Document excerpt:
- Born: Denzil George Fortescue 13 June 1893 Castle Hill, Devon, England
- Died: 1 June 1977 (aged 83) Ebrington, Gloucestershire, England
- Military career
- Allegiance: United Kingdom
- Branch: British Army
- Service years: 1915–1918 1939–1944
- Rank: Lieutenant colonel
- Commands: Royal Devon Yeomanry; 1st Heavy Regiment, Royal Artillery
- Conflicts: First World War Second World War
- Awards: Military Cross

= Denzil Fortescue, 6th Earl Fortescue =

British Earl (1893–1977)

Denzil George Fortescue, 6th Earl Fortescue MC TD (13 June 1893 – 1 June 1977) was a British peer and farmer who served in both the First World War and Second World War.

==Early life and education==

Fortescue was the third born and second surviving son of Hugh Fortescue, 4th Earl Fortescue and Hon. Emily Ormsby-Gore, daughter of William Ormsby-Gore, 2nd Baron Harlech. He grew up at the family estate at Castle Hill, North Devon. He was educated at Eton and New College, Oxford, where he studied under William Spooner. He received the Military Cross in 1919:

==Career==
He joined the Royal North Devon Yeomanry and in 1915 was sent to Gallipoli. After suffering a severe bout of dysentery, he returned home to recover. He rejoined the war in 1916 in France, where he fought at the Battle of the Somme. In four weeks, he fought in six battles.

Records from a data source
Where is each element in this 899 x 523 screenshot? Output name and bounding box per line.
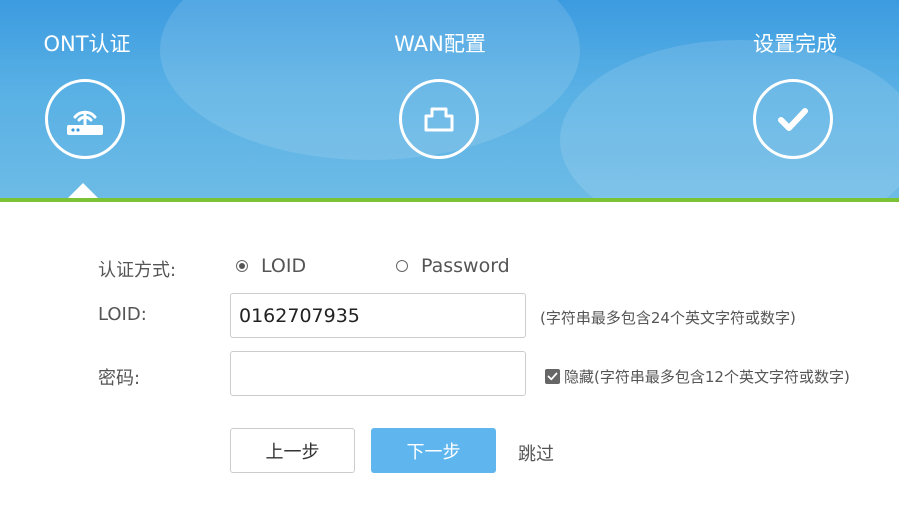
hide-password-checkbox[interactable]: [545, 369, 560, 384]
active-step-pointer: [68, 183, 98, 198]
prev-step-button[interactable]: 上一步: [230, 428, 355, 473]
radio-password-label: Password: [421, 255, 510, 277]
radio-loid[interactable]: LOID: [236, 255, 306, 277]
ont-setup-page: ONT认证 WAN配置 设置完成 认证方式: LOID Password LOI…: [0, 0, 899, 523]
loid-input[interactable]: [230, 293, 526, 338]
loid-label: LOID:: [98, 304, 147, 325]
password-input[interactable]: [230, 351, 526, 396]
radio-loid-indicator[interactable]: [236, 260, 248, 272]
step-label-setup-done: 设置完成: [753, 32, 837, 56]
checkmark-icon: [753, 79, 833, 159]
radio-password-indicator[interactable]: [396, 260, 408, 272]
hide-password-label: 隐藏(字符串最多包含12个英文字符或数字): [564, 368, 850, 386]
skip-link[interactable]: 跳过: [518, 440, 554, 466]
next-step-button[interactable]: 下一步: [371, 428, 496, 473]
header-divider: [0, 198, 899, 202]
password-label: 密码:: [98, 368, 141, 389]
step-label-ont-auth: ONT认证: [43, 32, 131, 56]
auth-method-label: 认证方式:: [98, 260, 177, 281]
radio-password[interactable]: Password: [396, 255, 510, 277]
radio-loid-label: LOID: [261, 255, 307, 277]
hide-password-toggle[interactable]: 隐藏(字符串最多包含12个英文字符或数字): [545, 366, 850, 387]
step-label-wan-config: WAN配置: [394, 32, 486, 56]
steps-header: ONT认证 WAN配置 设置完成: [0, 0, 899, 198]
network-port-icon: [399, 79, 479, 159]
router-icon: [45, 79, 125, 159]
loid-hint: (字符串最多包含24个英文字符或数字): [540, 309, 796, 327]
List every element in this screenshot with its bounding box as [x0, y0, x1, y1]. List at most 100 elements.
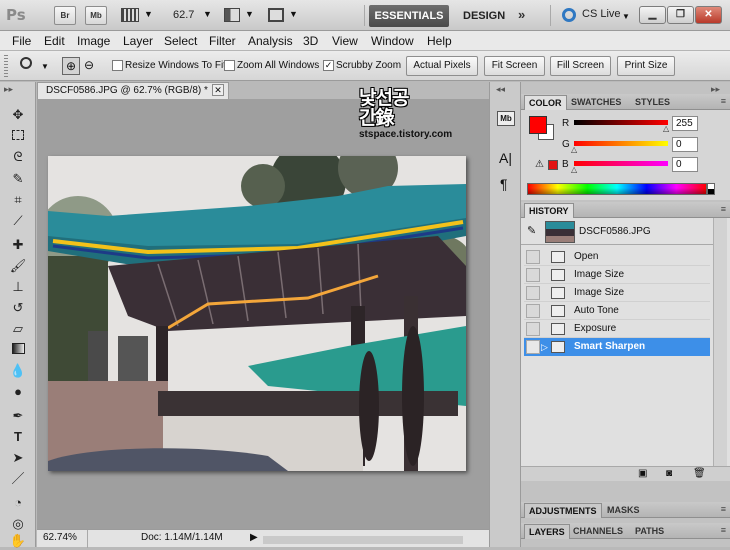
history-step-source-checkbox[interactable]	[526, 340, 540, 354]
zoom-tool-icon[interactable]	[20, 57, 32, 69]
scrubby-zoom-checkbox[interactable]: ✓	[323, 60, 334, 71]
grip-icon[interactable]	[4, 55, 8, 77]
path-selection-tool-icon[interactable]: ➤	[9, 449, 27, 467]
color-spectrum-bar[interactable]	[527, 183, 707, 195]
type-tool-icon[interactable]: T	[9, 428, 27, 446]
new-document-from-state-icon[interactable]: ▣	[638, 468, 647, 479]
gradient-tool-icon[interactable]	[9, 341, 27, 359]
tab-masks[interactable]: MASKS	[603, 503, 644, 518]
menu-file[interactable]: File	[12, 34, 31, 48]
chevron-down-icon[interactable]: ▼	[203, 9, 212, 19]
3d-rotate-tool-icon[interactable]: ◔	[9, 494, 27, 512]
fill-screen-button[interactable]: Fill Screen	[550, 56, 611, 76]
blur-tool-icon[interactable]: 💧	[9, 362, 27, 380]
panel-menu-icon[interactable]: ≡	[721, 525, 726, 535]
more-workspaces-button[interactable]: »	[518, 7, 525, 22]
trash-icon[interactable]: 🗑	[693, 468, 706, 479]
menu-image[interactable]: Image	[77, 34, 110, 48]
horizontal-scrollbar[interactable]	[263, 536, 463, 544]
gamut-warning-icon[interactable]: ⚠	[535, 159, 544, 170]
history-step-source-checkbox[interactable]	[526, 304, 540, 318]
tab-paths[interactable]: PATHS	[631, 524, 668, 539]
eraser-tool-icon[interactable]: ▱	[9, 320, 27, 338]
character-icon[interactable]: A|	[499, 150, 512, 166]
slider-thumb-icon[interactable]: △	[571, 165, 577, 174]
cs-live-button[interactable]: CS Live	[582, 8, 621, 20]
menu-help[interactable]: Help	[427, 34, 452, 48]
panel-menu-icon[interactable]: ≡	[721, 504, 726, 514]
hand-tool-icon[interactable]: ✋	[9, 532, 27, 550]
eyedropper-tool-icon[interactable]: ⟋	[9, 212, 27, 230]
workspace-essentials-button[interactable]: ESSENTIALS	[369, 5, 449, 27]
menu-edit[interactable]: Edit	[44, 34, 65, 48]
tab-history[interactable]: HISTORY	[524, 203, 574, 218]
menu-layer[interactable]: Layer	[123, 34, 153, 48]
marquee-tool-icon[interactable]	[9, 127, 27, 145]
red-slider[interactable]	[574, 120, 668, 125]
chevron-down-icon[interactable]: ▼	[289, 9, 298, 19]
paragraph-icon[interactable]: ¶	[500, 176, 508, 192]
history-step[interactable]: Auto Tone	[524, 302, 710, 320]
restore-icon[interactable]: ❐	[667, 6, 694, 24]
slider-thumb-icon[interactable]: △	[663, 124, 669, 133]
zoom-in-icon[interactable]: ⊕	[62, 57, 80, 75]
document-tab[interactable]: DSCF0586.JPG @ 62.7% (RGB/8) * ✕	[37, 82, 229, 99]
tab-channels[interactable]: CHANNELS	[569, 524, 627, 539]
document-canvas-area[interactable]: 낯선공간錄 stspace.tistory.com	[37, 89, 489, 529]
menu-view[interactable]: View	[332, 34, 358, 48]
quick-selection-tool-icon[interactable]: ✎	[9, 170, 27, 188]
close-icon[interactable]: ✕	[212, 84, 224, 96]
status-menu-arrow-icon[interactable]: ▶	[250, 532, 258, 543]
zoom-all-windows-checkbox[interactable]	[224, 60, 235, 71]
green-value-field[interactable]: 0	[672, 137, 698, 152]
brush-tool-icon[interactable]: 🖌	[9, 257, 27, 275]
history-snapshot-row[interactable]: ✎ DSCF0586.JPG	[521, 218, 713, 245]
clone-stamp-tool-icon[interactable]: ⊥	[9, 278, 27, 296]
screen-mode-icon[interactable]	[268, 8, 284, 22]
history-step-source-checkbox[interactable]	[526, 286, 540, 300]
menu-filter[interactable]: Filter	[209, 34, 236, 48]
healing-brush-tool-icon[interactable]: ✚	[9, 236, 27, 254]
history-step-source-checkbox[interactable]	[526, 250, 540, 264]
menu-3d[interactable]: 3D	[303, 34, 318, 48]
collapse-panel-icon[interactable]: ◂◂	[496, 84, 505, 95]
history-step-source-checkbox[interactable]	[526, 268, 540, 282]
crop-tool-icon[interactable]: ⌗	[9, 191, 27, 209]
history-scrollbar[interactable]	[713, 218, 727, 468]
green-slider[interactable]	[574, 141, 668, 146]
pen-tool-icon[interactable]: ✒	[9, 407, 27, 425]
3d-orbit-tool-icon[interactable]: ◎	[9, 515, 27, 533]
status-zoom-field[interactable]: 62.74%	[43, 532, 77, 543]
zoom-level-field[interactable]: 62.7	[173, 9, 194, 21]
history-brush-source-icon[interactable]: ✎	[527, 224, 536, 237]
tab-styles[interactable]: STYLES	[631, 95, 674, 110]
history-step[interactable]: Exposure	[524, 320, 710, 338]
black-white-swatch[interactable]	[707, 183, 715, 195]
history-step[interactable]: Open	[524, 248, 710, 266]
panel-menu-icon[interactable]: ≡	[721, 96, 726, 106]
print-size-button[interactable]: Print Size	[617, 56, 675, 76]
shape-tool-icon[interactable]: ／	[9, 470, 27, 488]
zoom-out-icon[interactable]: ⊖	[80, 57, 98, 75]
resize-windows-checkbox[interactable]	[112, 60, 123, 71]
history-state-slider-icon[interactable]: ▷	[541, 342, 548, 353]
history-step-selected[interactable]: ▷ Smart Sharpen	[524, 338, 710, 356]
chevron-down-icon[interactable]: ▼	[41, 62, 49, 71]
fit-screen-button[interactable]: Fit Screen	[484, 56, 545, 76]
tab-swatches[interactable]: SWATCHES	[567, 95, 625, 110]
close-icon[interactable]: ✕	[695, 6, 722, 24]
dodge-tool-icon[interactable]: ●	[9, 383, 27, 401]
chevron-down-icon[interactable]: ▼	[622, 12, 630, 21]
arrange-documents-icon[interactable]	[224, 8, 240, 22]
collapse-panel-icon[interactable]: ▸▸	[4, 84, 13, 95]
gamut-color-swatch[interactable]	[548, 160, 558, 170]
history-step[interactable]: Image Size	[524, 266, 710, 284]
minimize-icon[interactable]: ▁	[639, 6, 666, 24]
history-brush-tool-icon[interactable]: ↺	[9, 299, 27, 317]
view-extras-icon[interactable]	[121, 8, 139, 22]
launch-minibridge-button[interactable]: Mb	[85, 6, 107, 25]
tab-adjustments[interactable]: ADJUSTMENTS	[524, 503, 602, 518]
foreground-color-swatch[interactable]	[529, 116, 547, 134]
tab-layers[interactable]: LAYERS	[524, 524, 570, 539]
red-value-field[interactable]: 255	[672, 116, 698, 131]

==

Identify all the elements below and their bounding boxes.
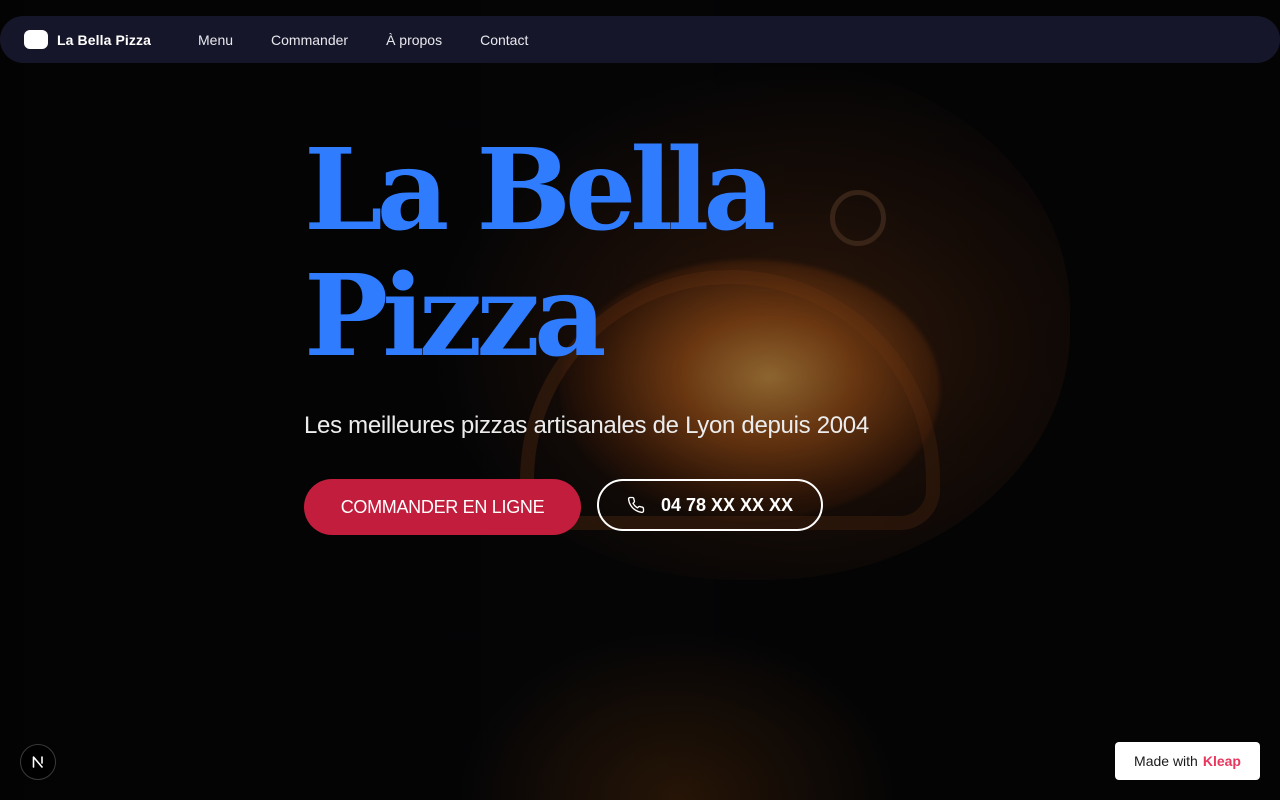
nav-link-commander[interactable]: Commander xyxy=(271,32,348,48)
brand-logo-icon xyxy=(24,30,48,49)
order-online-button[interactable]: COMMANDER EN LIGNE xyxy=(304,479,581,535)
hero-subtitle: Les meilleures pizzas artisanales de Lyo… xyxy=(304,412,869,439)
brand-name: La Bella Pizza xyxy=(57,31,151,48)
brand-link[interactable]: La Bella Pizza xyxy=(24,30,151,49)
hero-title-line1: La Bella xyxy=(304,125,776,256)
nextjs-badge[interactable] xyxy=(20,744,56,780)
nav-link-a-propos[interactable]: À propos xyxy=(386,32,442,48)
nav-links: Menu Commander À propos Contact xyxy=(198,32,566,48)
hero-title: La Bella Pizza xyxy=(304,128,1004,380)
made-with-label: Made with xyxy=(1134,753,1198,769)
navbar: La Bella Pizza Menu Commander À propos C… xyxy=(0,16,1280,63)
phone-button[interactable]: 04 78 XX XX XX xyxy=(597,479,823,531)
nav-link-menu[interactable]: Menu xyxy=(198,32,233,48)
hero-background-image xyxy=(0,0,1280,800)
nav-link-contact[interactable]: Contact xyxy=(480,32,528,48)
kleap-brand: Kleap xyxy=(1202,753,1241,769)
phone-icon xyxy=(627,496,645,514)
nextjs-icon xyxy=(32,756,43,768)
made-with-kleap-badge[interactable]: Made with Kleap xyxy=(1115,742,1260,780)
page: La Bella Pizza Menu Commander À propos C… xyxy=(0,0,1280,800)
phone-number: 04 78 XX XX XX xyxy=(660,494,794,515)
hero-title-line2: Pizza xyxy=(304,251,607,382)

Task description: Name every person mentioned in the Denzil Fortescue biography other than Denzil Fortescue himself.

Response to the exercise:
- Hugh Fortescue, 4th Earl Fortescue
- Hon. Emily Ormsby-Gore
- William Ormsby-Gore, 2nd Baron Harlech
- William Spooner